**To be done:** Reproduce all of the listing below without alteration.

##### Records for the exercise

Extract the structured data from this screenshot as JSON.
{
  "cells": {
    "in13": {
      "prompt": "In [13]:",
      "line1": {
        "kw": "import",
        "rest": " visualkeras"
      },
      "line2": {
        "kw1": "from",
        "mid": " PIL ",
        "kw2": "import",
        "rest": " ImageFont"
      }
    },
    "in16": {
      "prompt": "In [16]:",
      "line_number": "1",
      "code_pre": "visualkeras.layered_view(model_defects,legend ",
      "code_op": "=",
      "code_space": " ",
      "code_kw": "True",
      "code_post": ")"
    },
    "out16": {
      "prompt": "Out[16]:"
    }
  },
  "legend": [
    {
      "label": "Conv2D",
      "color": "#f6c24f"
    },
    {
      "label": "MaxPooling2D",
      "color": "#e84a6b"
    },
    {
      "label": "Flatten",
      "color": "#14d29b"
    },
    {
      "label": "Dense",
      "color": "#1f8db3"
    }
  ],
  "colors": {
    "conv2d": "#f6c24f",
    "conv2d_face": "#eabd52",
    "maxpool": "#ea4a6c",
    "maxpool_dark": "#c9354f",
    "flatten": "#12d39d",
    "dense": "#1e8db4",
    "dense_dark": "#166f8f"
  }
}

##########

**Result of the task:**
Extract the structured data from this screenshot as JSON.
{
  "cells": {
    "in13": {
      "prompt": "In [13]:",
      "line1": {
        "kw": "import",
        "rest": " visualkeras"
      },
      "line2": {
        "kw1": "from",
        "mid": " PIL ",
        "kw2": "import",
        "rest": " ImageFont"
      }
    },
    "in16": {
      "prompt": "In [16]:",
      "line_number": "1",
      "code_pre": "visualkeras.layered_view(model_defects,legend ",
      "code_op": "=",
      "code_space": " ",
      "code_kw": "True",
      "code_post": ")"
    },
    "out16": {
      "prompt": "Out[16]:"
    }
  },
  "legend": [
    {
      "label": "Conv2D",
      "color": "#f6c24f"
    },
    {
      "label": "MaxPooling2D",
      "color": "#e84a6b"
    },
    {
      "label": "Flatten",
      "color": "#14d29b"
    },
    {
      "label": "Dense",
      "color": "#1f8db3"
    }
  ],
  "colors": {
    "conv2d": "#f6c24f",
    "conv2d_face": "#eabd52",
    "maxpool": "#ea4a6c",
    "maxpool_dark": "#c9354f",
    "flatten": "#12d39d",
    "dense": "#1e8db4",
    "dense_dark": "#166f8f"
  }
}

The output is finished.